## Provided data:
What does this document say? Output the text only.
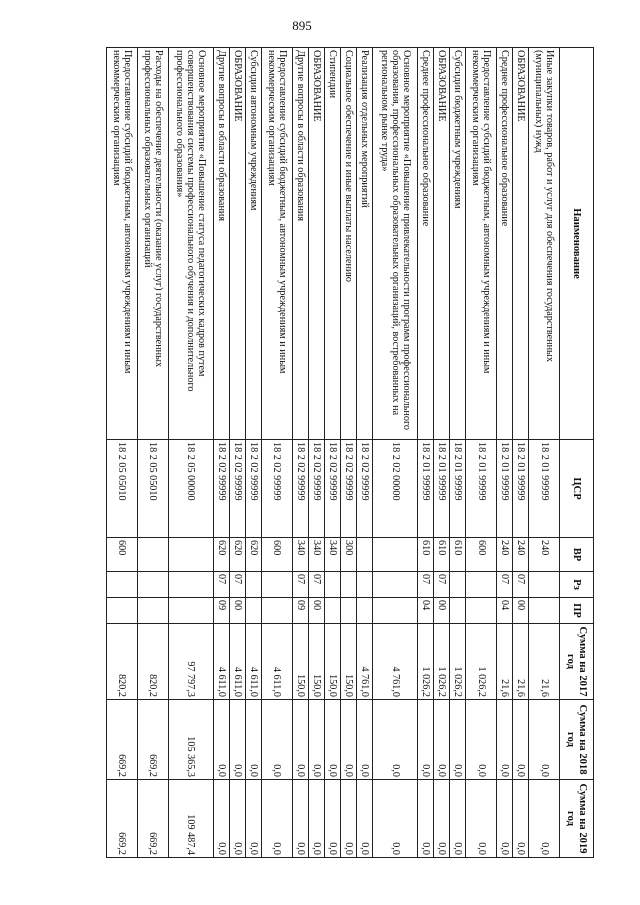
895
Наименование	ЦСР	ВР	Рз	ПР	Сумма на 2017 год	Сумма на 2018 год	Сумма на 2019 год
Иные закупки товаров, работ и услуг для обеспечения государственных (муниципальных) нужд	18 2 01 99999	240			21,6	0,0	0,0
ОБРАЗОВАНИЕ	18 2 01 99999	240	07	00	21,6	0,0	0,0
Среднее профессиональное образование	18 2 01 99999	240	07	04	21,6	0,0	0,0
Предоставление субсидий бюджетным, автономным учреждениям и иным некоммерческим организациям	18 2 01 99999	600			1 026,2	0,0	0,0
Субсидии бюджетным учреждениям	18 2 01 99999	610			1 026,2	0,0	0,0
ОБРАЗОВАНИЕ	18 2 01 99999	610	07	00	1 026,2	0,0	0,0
Среднее профессиональное образование	18 2 01 99999	610	07	04	1 026,2	0,0	0,0
Основное мероприятие «Повышение привлекательности программ профессионального образования, профессиональных образовательных организаций, востребованных на региональном рынке труда»	18 2 02 00000				4 761,0	0,0	0,0
Реализация отдельных мероприятий	18 2 02 99999				4 761,0	0,0	0,0
Социальное обеспечение и иные выплаты населению	18 2 02 99999	300			150,0	0,0	0,0
Стипендии	18 2 02 99999	340			150,0	0,0	0,0
ОБРАЗОВАНИЕ	18 2 02 99999	340	07	00	150,0	0,0	0,0
Другие вопросы в области образования	18 2 02 99999	340	07	09	150,0	0,0	0,0
Предоставление субсидий бюджетным, автономным учреждениям и иным некоммерческим организациям	18 2 02 99999	600			4 611,0	0,0	0,0
Субсидии автономным учреждениям	18 2 02 99999	620			4 611,0	0,0	0,0
ОБРАЗОВАНИЕ	18 2 02 99999	620	07	00	4 611,0	0,0	0,0
Другие вопросы в области образования	18 2 02 99999	620	07	09	4 611,0	0,0	0,0
Основное мероприятие «Повышение статуса педагогических кадров путем совершенствования системы профессионального обучения и дополнительного профессионального образования»	18 2 05 00000				97 797,3	105 365,3	109 487,4
Расходы на обеспечение деятельности (оказание услуг) государственных профессиональных образовательных организаций	18 2 05 05010				820,2	669,2	669,2
Предоставление субсидий бюджетным, автономным учреждениям и иным некоммерческим организациям	18 2 05 05010	600			820,2	669,2	669,2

## The task:
Please write out all the data again word for word, but not the pictures.

## The result:
What does this document say? Output the text only.
895
Наименование	ЦСР	ВР	Рз	ПР	Сумма на 2017 год	Сумма на 2018 год	Сумма на 2019 год
Иные закупки товаров, работ и услуг для обеспечения государственных (муниципальных) нужд	18 2 01 99999	240			21,6	0,0	0,0
ОБРАЗОВАНИЕ	18 2 01 99999	240	07	00	21,6	0,0	0,0
Среднее профессиональное образование	18 2 01 99999	240	07	04	21,6	0,0	0,0
Предоставление субсидий бюджетным, автономным учреждениям и иным некоммерческим организациям	18 2 01 99999	600			1 026,2	0,0	0,0
Субсидии бюджетным учреждениям	18 2 01 99999	610			1 026,2	0,0	0,0
ОБРАЗОВАНИЕ	18 2 01 99999	610	07	00	1 026,2	0,0	0,0
Среднее профессиональное образование	18 2 01 99999	610	07	04	1 026,2	0,0	0,0
Основное мероприятие «Повышение привлекательности программ профессионального образования, профессиональных образовательных организаций, востребованных на региональном рынке труда»	18 2 02 00000				4 761,0	0,0	0,0
Реализация отдельных мероприятий	18 2 02 99999				4 761,0	0,0	0,0
Социальное обеспечение и иные выплаты населению	18 2 02 99999	300			150,0	0,0	0,0
Стипендии	18 2 02 99999	340			150,0	0,0	0,0
ОБРАЗОВАНИЕ	18 2 02 99999	340	07	00	150,0	0,0	0,0
Другие вопросы в области образования	18 2 02 99999	340	07	09	150,0	0,0	0,0
Предоставление субсидий бюджетным, автономным учреждениям и иным некоммерческим организациям	18 2 02 99999	600			4 611,0	0,0	0,0
Субсидии автономным учреждениям	18 2 02 99999	620			4 611,0	0,0	0,0
ОБРАЗОВАНИЕ	18 2 02 99999	620	07	00	4 611,0	0,0	0,0
Другие вопросы в области образования	18 2 02 99999	620	07	09	4 611,0	0,0	0,0
Основное мероприятие «Повышение статуса педагогических кадров путем совершенствования системы профессионального обучения и дополнительного профессионального образования»	18 2 05 00000				97 797,3	105 365,3	109 487,4
Расходы на обеспечение деятельности (оказание услуг) государственных профессиональных образовательных организаций	18 2 05 05010				820,2	669,2	669,2
Предоставление субсидий бюджетным, автономным учреждениям и иным некоммерческим организациям	18 2 05 05010	600			820,2	669,2	669,2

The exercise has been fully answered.